**Saved entries**

----

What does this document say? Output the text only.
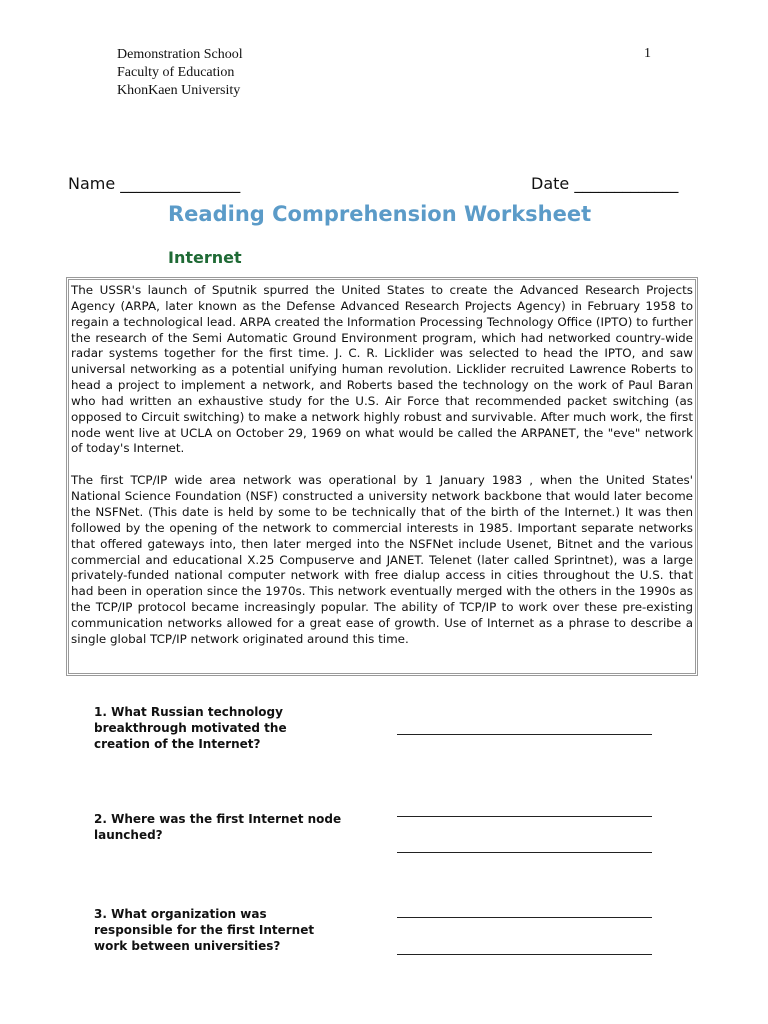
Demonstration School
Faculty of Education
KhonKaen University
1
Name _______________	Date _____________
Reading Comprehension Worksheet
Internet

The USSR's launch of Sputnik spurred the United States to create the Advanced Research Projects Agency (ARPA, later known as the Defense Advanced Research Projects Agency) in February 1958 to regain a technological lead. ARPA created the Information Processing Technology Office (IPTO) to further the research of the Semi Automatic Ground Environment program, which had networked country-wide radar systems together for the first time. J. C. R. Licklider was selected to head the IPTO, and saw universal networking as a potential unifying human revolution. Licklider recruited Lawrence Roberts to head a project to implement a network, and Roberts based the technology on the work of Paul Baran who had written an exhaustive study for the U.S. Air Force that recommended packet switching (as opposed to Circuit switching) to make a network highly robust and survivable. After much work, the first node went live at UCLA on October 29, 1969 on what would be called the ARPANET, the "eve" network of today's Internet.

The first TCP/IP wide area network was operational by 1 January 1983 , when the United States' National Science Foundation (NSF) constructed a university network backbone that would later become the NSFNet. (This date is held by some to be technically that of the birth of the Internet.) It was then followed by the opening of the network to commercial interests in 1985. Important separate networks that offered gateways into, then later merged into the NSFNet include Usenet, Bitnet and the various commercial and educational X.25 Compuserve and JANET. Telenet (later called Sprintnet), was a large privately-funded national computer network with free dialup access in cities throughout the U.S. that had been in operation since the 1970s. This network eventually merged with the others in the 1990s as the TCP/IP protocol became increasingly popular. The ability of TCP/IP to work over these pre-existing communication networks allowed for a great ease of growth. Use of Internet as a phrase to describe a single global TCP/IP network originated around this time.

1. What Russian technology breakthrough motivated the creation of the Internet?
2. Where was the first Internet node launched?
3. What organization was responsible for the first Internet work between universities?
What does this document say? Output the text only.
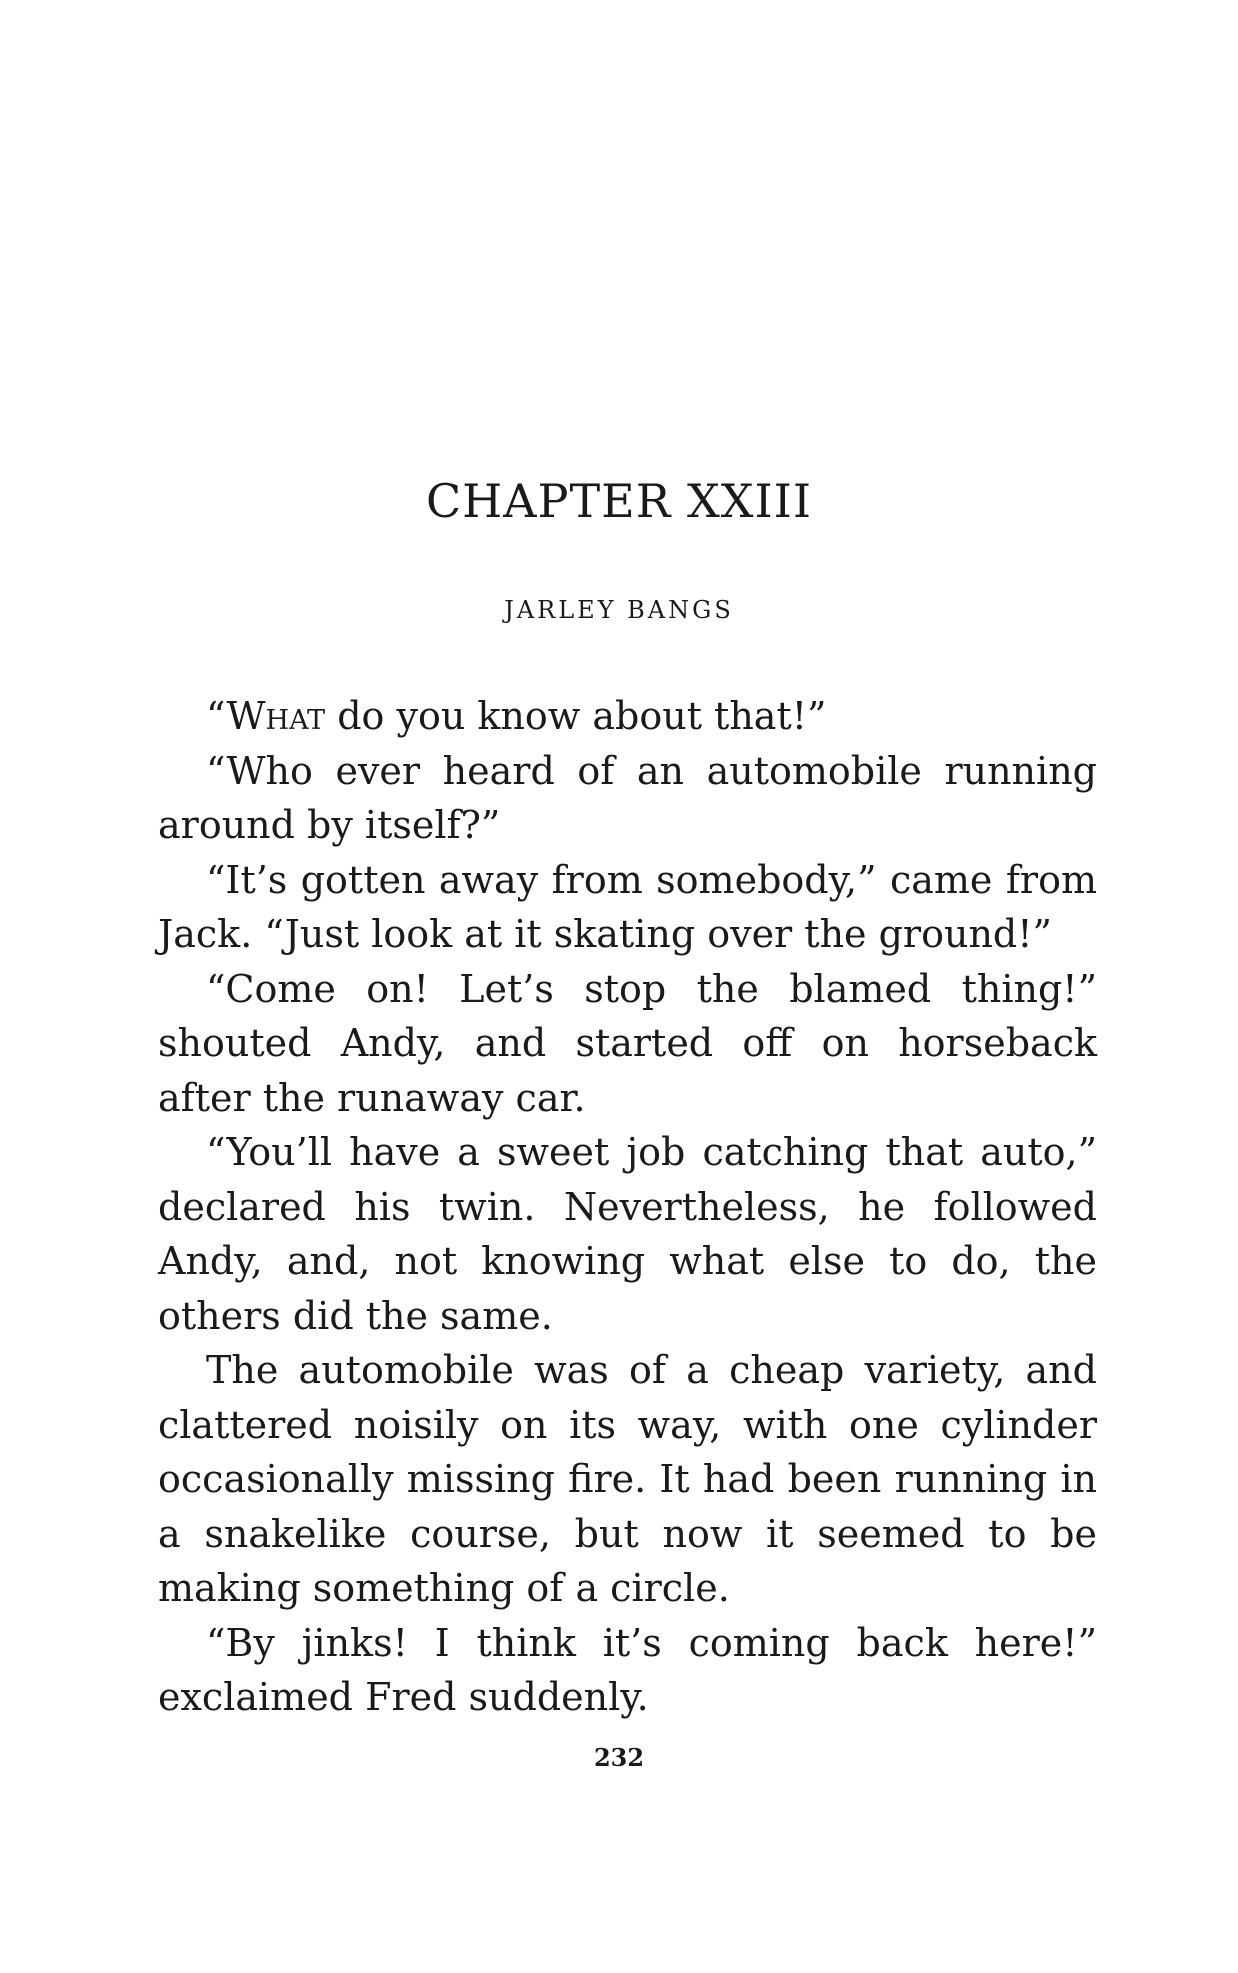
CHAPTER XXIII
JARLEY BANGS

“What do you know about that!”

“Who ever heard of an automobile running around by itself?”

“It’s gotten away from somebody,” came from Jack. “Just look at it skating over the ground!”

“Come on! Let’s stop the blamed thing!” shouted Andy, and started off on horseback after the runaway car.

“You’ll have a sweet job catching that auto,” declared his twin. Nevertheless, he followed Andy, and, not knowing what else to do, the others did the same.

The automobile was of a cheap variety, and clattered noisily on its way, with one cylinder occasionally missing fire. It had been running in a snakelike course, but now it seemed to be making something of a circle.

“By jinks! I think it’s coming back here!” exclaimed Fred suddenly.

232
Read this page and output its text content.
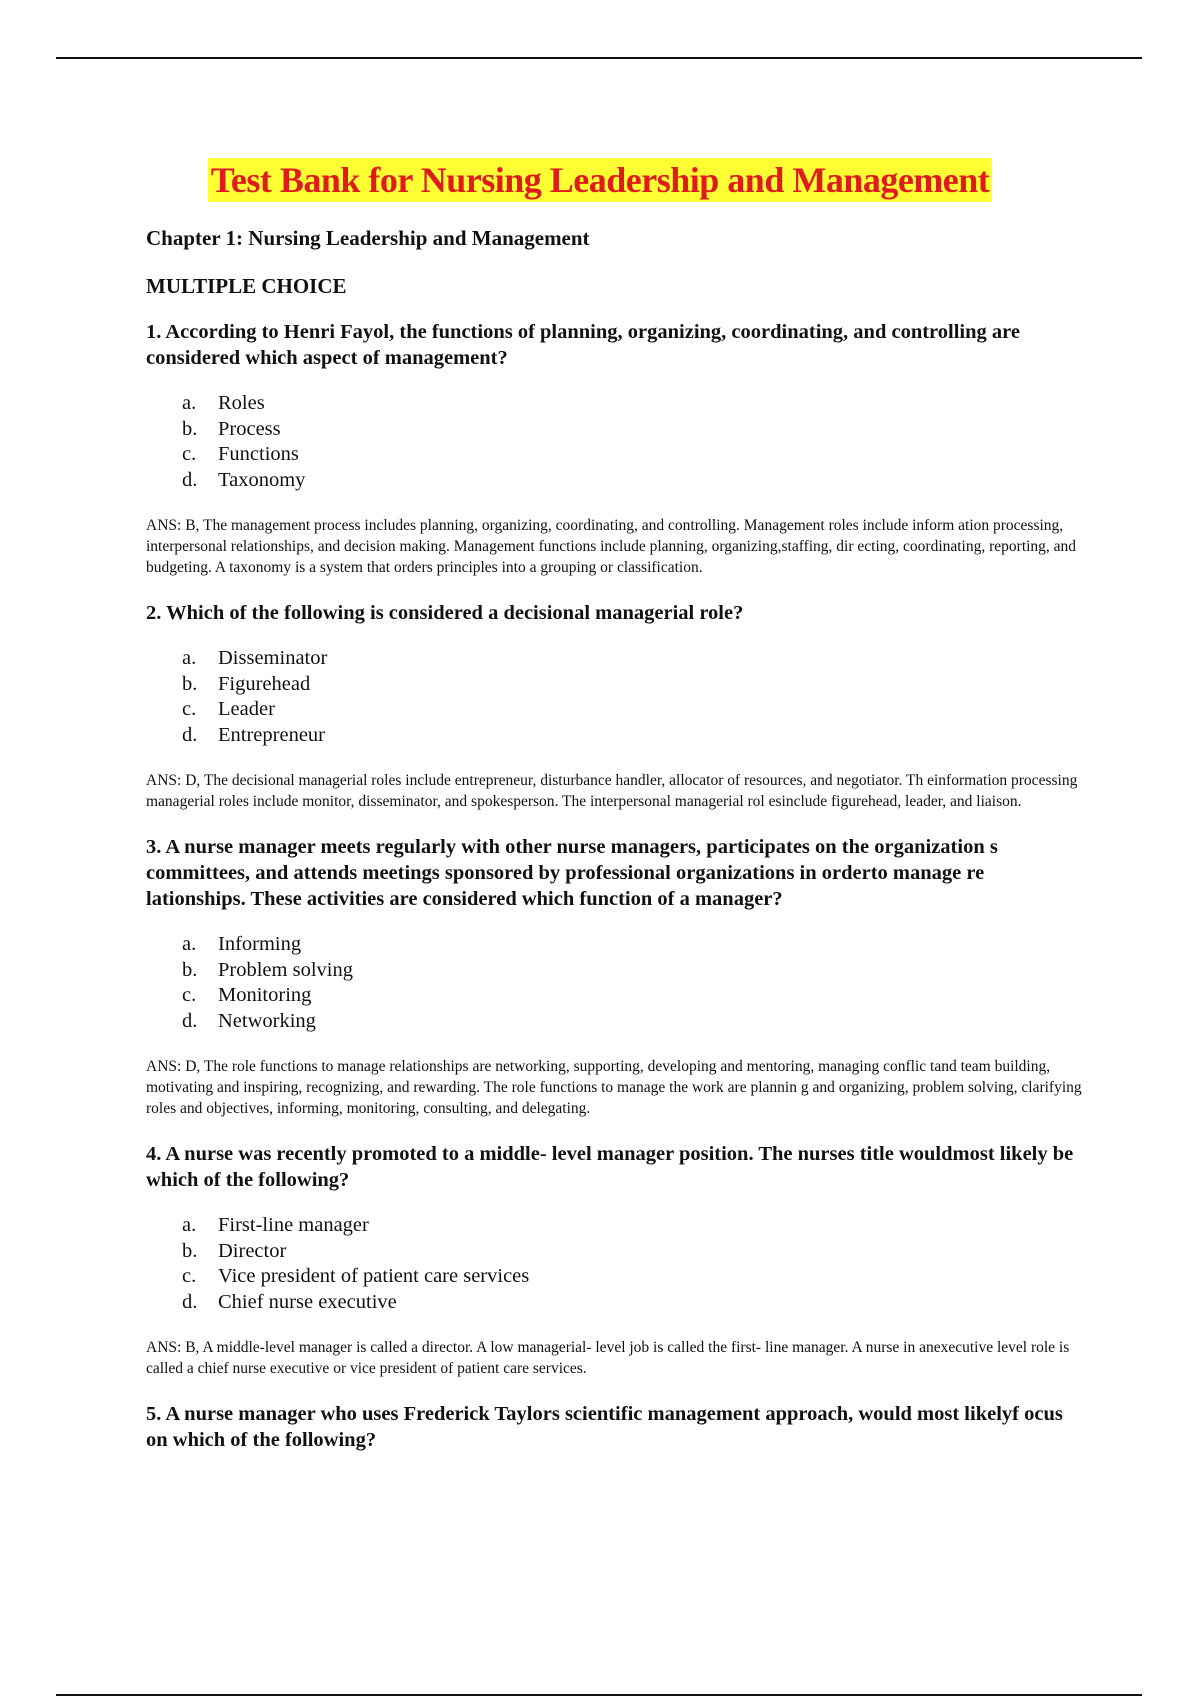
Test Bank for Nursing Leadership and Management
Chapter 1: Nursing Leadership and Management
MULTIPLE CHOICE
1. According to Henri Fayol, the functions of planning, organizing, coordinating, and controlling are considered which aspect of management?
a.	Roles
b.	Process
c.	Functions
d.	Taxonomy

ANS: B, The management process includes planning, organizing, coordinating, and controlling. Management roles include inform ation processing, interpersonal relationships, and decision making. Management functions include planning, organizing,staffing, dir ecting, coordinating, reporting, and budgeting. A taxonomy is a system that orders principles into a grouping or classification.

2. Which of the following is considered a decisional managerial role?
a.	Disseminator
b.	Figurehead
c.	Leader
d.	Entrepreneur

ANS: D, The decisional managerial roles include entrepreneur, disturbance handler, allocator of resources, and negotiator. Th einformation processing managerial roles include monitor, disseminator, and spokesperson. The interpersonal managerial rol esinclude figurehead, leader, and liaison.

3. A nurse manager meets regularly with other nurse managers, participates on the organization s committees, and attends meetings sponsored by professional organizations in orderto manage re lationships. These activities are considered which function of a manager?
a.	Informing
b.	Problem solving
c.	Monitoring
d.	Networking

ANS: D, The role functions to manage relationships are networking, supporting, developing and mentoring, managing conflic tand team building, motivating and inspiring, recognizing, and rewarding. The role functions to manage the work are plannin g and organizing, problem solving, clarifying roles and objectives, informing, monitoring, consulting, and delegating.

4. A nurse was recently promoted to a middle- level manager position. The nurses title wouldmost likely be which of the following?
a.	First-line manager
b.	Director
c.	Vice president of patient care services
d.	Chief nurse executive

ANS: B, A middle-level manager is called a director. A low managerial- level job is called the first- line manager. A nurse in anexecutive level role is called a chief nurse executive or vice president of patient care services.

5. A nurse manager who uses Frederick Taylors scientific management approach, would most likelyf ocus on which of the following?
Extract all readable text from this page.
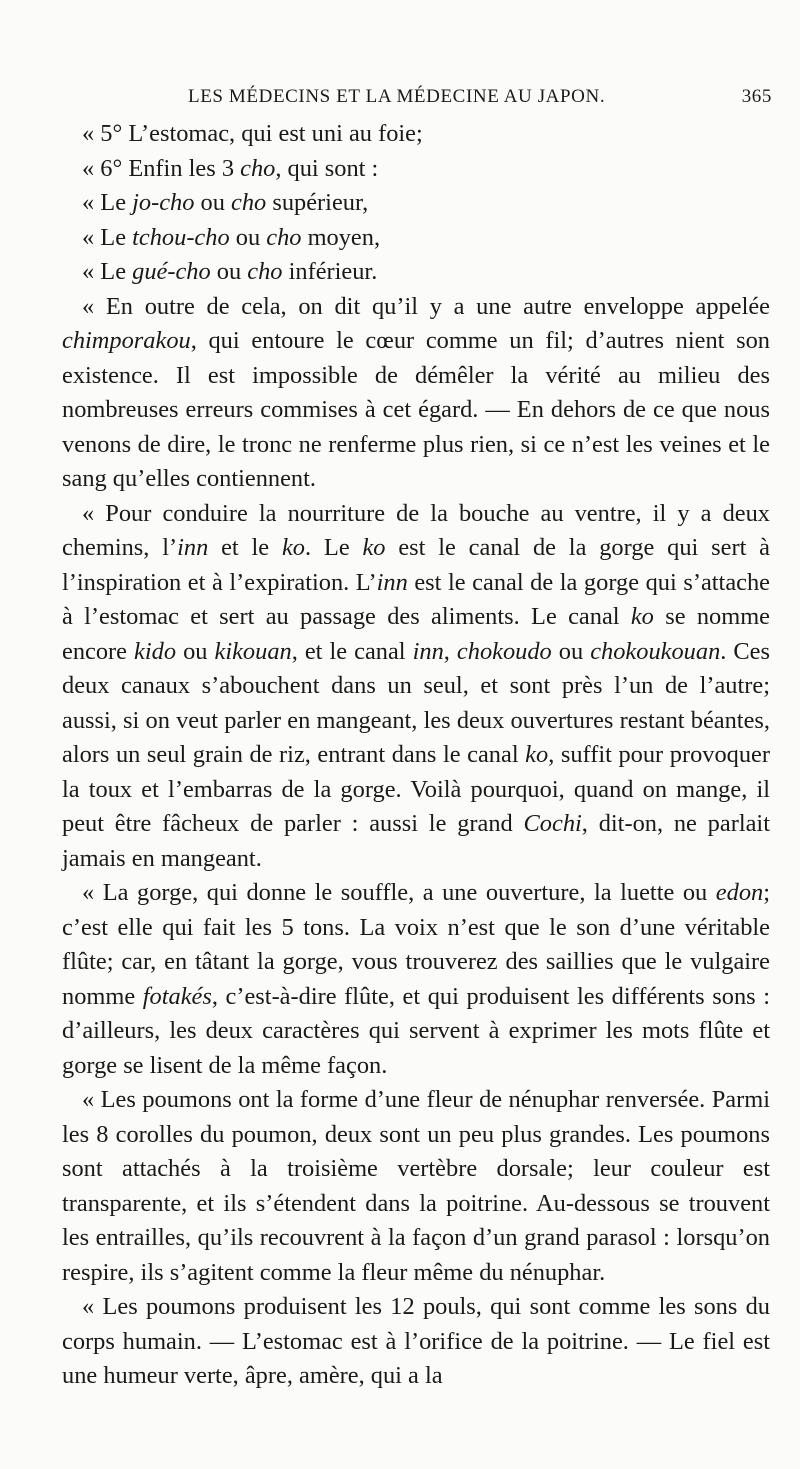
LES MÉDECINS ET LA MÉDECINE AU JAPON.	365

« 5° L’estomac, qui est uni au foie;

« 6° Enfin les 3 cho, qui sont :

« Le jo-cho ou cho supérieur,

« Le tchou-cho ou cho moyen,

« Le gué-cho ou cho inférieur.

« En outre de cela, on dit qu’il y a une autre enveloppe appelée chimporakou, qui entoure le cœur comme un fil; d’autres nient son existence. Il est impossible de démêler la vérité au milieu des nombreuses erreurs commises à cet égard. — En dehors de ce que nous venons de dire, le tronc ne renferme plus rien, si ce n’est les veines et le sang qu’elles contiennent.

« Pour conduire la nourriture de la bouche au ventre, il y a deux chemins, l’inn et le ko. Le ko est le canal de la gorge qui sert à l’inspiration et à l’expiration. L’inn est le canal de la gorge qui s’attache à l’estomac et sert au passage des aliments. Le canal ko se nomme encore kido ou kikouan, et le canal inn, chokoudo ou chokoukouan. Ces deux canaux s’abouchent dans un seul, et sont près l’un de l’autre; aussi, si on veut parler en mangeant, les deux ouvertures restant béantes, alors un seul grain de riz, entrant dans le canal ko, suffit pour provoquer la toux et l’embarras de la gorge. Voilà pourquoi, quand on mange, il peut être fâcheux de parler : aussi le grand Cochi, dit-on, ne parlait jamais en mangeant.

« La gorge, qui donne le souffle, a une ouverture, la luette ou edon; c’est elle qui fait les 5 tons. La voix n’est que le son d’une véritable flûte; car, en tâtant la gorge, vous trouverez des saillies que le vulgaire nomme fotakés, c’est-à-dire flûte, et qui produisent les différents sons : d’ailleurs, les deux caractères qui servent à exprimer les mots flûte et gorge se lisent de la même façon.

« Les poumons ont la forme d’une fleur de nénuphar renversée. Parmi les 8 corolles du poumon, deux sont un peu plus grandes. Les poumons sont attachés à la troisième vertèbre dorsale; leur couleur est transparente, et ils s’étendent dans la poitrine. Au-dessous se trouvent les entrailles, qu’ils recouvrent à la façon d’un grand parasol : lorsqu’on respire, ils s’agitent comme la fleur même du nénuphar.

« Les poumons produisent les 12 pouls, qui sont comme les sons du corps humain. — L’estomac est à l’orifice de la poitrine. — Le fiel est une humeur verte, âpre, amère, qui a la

----

**SHORT EXERCISE**
Scan the material above. Return every line containing the string "automobile".

**REPLY TO THE TASK**
“Who ever heard of an automobile running around by itself?”
The automobile was of a cheap variety, and clattered noisily on its way, with one cylinder occasionally missing fire. It had been running in a snakelike course, but now it seemed to be making something of a circle.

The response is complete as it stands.